__Aim A__
Copy the records word for word, starting at their first line and going on through the line that contains "- brand-logo: ヨムーノ: [880, 701, 1022, 741]".

__Document text__
::::::::::

The Value of Curation

7 Takeaways is weird

So. Much. Information.
So. Much. Information. (Image:

I started 7 Takeaways it for myself, to “force” me to consume higher quality content more consistently. Apparently I start newsletters to make myself do things.

Curating for others was never on the agenda, not really. Besides, there are so many other curated newsletters, and many of them are so much better. Hell, I get some of my ideas from them!

I realized just recently that curation — especially from people who you resonate with — is an incredibly valuable service. Given the amount of information vying for our attention, and the number of sources from which it emanates, having someone point out their idea of the “good stuff” (or at least “the interesting stuff”) not only saves time, but exposes us to things we would never stumble across ourselves.

Then I realized while I have a few unintentional themes — philosophy and critical thinking are common topics I seem to be drawn to, for example — it’s a natural reflection of my own priorities and interests. Sometimes, it’s just curiosity. Sometimes it’s acknowledgement of my pre-existing beliefs. Sometimes it’s a challenge for me to grow or learn something I think is important.

::::::::::

__Dataset excerpts__

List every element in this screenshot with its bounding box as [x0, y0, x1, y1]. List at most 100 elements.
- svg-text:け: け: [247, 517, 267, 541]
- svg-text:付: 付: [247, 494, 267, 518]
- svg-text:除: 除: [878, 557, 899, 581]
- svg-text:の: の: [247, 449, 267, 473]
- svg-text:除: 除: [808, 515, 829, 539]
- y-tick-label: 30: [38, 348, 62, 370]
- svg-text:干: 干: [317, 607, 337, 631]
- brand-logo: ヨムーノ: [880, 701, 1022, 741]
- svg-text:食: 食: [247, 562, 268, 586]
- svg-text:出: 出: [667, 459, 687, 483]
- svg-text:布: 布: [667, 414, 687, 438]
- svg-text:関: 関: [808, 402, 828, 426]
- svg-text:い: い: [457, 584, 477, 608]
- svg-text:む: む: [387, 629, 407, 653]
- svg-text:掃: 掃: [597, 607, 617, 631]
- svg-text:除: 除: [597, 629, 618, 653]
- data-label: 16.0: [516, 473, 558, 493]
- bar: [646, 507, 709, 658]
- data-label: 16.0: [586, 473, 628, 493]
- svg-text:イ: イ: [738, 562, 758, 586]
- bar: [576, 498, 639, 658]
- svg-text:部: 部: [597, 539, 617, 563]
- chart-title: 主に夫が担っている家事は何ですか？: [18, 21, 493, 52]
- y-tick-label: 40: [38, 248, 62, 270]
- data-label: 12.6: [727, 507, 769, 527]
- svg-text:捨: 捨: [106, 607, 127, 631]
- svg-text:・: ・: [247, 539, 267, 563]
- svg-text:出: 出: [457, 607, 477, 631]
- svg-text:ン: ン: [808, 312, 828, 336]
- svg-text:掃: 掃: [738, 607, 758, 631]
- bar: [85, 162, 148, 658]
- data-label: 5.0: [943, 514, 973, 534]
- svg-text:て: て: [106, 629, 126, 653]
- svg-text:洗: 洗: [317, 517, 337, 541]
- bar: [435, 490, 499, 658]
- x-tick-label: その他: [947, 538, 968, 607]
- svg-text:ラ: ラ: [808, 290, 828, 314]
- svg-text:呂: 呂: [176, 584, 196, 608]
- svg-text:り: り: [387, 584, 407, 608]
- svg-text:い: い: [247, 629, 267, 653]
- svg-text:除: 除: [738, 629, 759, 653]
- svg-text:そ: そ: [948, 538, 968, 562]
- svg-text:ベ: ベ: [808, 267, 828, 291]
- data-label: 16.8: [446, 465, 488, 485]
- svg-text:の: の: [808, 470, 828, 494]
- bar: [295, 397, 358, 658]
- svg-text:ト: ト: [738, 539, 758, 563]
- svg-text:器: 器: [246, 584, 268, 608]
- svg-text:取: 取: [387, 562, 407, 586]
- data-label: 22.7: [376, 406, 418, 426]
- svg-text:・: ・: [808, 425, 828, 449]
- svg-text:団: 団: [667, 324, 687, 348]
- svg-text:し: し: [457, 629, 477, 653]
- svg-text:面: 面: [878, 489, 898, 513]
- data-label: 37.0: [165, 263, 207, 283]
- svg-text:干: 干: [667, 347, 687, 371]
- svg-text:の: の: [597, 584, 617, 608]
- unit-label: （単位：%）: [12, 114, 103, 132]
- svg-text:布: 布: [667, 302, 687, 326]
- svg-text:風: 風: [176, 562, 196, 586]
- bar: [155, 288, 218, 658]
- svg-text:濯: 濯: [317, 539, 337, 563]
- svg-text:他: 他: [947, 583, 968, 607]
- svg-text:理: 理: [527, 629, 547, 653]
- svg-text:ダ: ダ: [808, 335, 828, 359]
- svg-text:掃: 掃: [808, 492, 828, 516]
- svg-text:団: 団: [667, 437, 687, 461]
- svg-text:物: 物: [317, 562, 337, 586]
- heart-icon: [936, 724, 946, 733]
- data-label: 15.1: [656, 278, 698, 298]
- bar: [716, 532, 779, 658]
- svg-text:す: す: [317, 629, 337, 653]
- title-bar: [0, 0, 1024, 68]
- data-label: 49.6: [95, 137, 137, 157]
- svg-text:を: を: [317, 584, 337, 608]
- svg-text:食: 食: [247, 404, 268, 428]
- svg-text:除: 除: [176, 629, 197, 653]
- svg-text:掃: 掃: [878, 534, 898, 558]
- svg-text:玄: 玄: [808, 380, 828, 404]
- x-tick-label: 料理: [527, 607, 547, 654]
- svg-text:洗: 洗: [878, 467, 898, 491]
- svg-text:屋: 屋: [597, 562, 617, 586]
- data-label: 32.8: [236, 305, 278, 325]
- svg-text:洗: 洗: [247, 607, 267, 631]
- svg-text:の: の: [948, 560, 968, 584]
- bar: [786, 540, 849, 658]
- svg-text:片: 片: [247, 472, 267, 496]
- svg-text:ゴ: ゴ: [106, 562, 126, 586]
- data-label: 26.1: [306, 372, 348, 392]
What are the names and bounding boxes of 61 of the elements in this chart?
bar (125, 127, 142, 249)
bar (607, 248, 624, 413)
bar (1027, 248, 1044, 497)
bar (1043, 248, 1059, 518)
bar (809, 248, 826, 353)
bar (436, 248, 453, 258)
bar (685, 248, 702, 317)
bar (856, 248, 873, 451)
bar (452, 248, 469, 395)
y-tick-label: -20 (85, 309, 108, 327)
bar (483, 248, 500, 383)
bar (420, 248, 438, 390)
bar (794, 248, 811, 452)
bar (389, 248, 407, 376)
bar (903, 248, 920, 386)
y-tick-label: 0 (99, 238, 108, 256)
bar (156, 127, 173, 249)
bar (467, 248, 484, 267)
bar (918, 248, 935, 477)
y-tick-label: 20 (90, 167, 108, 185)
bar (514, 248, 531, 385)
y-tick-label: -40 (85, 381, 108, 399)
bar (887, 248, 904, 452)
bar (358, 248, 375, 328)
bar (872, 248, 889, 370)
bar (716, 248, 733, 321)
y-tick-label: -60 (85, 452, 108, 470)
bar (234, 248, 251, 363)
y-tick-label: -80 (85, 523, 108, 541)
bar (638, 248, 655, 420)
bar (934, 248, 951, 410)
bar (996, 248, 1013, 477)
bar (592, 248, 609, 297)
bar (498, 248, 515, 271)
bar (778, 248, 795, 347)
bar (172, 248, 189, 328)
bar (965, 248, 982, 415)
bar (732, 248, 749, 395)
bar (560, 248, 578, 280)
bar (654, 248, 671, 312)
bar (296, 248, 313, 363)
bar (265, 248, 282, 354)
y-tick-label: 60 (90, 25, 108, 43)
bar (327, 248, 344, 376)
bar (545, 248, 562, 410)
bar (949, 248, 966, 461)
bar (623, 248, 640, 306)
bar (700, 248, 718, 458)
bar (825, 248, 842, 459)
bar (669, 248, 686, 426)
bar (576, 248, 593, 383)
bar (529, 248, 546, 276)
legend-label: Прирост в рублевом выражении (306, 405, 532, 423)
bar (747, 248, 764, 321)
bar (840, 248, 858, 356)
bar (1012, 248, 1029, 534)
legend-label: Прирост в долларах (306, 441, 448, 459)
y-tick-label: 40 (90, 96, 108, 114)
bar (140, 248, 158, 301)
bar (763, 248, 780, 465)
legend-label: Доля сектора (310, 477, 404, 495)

::::::::::

__Aim B__
In the essay on the value of curation, why did the writer start 7 Takeaways?

__Written answer A__
List every element in this screenshot with its bounding box as [x0, y0, x1, y1]. List at most 100 elements.
- svg-text:け: け: [247, 517, 267, 541]
- svg-text:付: 付: [247, 494, 267, 518]
- svg-text:除: 除: [878, 557, 899, 581]
- svg-text:の: の: [247, 449, 267, 473]
- svg-text:除: 除: [808, 515, 829, 539]
- y-tick-label: 30: [38, 348, 62, 370]
- svg-text:干: 干: [317, 607, 337, 631]
- brand-logo: ヨムーノ: [880, 701, 1022, 741]

__Written answer B__
To "force" the writer to consume higher quality content more consistently.